Task description —
The records are to be restated in their entirety, word for word.

Input —

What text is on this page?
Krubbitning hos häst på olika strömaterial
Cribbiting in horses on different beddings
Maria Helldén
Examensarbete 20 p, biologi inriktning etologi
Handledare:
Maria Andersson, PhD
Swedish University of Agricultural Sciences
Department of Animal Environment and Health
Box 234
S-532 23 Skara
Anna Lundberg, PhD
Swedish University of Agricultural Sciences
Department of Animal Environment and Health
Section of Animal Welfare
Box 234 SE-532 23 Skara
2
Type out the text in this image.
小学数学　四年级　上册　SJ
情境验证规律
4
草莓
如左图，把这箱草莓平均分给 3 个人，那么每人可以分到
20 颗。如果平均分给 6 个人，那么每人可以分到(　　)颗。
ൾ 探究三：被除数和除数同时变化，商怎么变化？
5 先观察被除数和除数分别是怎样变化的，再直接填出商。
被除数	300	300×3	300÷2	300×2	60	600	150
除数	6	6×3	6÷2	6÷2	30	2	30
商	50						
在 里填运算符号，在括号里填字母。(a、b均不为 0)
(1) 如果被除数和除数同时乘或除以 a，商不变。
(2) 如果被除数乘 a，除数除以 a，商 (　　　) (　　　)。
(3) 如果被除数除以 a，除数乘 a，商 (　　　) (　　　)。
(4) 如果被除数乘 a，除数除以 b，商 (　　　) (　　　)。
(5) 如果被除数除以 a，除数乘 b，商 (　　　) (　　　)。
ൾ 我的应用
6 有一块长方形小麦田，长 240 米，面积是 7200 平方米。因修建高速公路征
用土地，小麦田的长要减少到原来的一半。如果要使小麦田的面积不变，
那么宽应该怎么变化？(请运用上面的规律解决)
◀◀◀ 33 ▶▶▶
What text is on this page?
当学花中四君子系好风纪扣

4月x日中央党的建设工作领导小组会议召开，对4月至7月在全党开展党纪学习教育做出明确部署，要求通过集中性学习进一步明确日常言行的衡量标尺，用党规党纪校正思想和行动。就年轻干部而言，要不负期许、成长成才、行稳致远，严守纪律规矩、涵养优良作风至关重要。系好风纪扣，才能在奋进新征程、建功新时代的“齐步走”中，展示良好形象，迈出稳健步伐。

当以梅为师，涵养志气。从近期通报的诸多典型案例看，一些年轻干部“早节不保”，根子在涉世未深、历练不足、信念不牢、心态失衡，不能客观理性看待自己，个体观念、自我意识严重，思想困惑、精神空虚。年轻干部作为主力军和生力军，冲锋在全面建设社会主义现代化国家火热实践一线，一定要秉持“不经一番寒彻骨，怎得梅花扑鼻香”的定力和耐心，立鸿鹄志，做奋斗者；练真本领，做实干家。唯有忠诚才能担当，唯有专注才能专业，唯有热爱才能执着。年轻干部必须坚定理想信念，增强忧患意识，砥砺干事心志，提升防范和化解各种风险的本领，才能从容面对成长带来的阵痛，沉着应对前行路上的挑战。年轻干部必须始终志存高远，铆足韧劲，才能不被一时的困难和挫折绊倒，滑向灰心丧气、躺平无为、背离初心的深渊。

Response to this task —
What text is on this page?
Krubbitning hos häst på olika strömaterial
Cribbiting in horses on different beddings
Maria Helldén
Examensarbete 20 p, biologi inriktning etologi
Handledare:
Maria Andersson, PhD
Swedish University of Agricultural Sciences
Department of Animal Environment and Health
Box 234
S-532 23 Skara
Anna Lundberg, PhD
Swedish University of Agricultural Sciences
Department of Animal Environment and Health
Section of Animal Welfare
Box 234 SE-532 23 Skara
2
Type out the text in this image.
小学数学　四年级　上册　SJ
情境验证规律
4
草莓
如左图，把这箱草莓平均分给 3 个人，那么每人可以分到
20 颗。如果平均分给 6 个人，那么每人可以分到(　　)颗。
ൾ 探究三：被除数和除数同时变化，商怎么变化？
5 先观察被除数和除数分别是怎样变化的，再直接填出商。
被除数	300	300×3	300÷2	300×2	60	600	150
除数	6	6×3	6÷2	6÷2	30	2	30
商	50						
在 里填运算符号，在括号里填字母。(a、b均不为 0)
(1) 如果被除数和除数同时乘或除以 a，商不变。
(2) 如果被除数乘 a，除数除以 a，商 (　　　) (　　　)。
(3) 如果被除数除以 a，除数乘 a，商 (　　　) (　　　)。
(4) 如果被除数乘 a，除数除以 b，商 (　　　) (　　　)。
(5) 如果被除数除以 a，除数乘 b，商 (　　　) (　　　)。
ൾ 我的应用
6 有一块长方形小麦田，长 240 米，面积是 7200 平方米。因修建高速公路征
用土地，小麦田的长要减少到原来的一半。如果要使小麦田的面积不变，
那么宽应该怎么变化？(请运用上面的规律解决)
◀◀◀ 33 ▶▶▶
What text is on this page?
当学花中四君子系好风纪扣

4月x日中央党的建设工作领导小组会议召开，对4月至7月在全党开展党纪学习教育做出明确部署，要求通过集中性学习进一步明确日常言行的衡量标尺，用党规党纪校正思想和行动。就年轻干部而言，要不负期许、成长成才、行稳致远，严守纪律规矩、涵养优良作风至关重要。系好风纪扣，才能在奋进新征程、建功新时代的“齐步走”中，展示良好形象，迈出稳健步伐。

当以梅为师，涵养志气。从近期通报的诸多典型案例看，一些年轻干部“早节不保”，根子在涉世未深、历练不足、信念不牢、心态失衡，不能客观理性看待自己，个体观念、自我意识严重，思想困惑、精神空虚。年轻干部作为主力军和生力军，冲锋在全面建设社会主义现代化国家火热实践一线，一定要秉持“不经一番寒彻骨，怎得梅花扑鼻香”的定力和耐心，立鸿鹄志，做奋斗者；练真本领，做实干家。唯有忠诚才能担当，唯有专注才能专业，唯有热爱才能执着。年轻干部必须坚定理想信念，增强忧患意识，砥砺干事心志，提升防范和化解各种风险的本领，才能从容面对成长带来的阵痛，沉着应对前行路上的挑战。年轻干部必须始终志存高远，铆足韧劲，才能不被一时的困难和挫折绊倒，滑向灰心丧气、躺平无为、背离初心的深渊。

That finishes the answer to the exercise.